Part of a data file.
----------------------------------------

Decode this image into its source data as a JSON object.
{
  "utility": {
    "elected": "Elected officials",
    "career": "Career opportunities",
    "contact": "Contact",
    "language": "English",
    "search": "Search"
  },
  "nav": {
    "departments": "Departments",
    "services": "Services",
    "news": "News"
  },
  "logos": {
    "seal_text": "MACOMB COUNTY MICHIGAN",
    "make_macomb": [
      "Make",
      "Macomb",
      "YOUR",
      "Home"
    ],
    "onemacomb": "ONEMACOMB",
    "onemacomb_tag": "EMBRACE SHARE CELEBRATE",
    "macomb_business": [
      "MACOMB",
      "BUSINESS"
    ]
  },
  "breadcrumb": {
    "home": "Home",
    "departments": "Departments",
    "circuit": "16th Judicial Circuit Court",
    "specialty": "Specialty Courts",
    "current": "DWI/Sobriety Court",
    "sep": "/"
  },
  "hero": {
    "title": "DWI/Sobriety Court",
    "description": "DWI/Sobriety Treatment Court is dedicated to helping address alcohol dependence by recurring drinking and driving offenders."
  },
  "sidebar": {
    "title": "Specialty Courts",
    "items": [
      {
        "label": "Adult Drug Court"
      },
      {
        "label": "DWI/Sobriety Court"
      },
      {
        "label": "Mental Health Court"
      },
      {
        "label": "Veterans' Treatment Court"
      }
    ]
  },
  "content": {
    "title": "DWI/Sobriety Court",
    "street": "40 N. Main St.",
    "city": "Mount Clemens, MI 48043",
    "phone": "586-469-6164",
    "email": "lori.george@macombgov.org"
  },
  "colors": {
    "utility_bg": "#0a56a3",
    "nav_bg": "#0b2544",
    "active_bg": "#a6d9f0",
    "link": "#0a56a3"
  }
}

----------------------------------------

Goal of the exercise.
All of the entries above should be written out again exactly.

Solved problem.
Decode this image into its source data as a JSON object.
{
  "utility": {
    "elected": "Elected officials",
    "career": "Career opportunities",
    "contact": "Contact",
    "language": "English",
    "search": "Search"
  },
  "nav": {
    "departments": "Departments",
    "services": "Services",
    "news": "News"
  },
  "logos": {
    "seal_text": "MACOMB COUNTY MICHIGAN",
    "make_macomb": [
      "Make",
      "Macomb",
      "YOUR",
      "Home"
    ],
    "onemacomb": "ONEMACOMB",
    "onemacomb_tag": "EMBRACE SHARE CELEBRATE",
    "macomb_business": [
      "MACOMB",
      "BUSINESS"
    ]
  },
  "breadcrumb": {
    "home": "Home",
    "departments": "Departments",
    "circuit": "16th Judicial Circuit Court",
    "specialty": "Specialty Courts",
    "current": "DWI/Sobriety Court",
    "sep": "/"
  },
  "hero": {
    "title": "DWI/Sobriety Court",
    "description": "DWI/Sobriety Treatment Court is dedicated to helping address alcohol dependence by recurring drinking and driving offenders."
  },
  "sidebar": {
    "title": "Specialty Courts",
    "items": [
      {
        "label": "Adult Drug Court"
      },
      {
        "label": "DWI/Sobriety Court"
      },
      {
        "label": "Mental Health Court"
      },
      {
        "label": "Veterans' Treatment Court"
      }
    ]
  },
  "content": {
    "title": "DWI/Sobriety Court",
    "street": "40 N. Main St.",
    "city": "Mount Clemens, MI 48043",
    "phone": "586-469-6164",
    "email": "lori.george@macombgov.org"
  },
  "colors": {
    "utility_bg": "#0a56a3",
    "nav_bg": "#0b2544",
    "active_bg": "#a6d9f0",
    "link": "#0a56a3"
  }
}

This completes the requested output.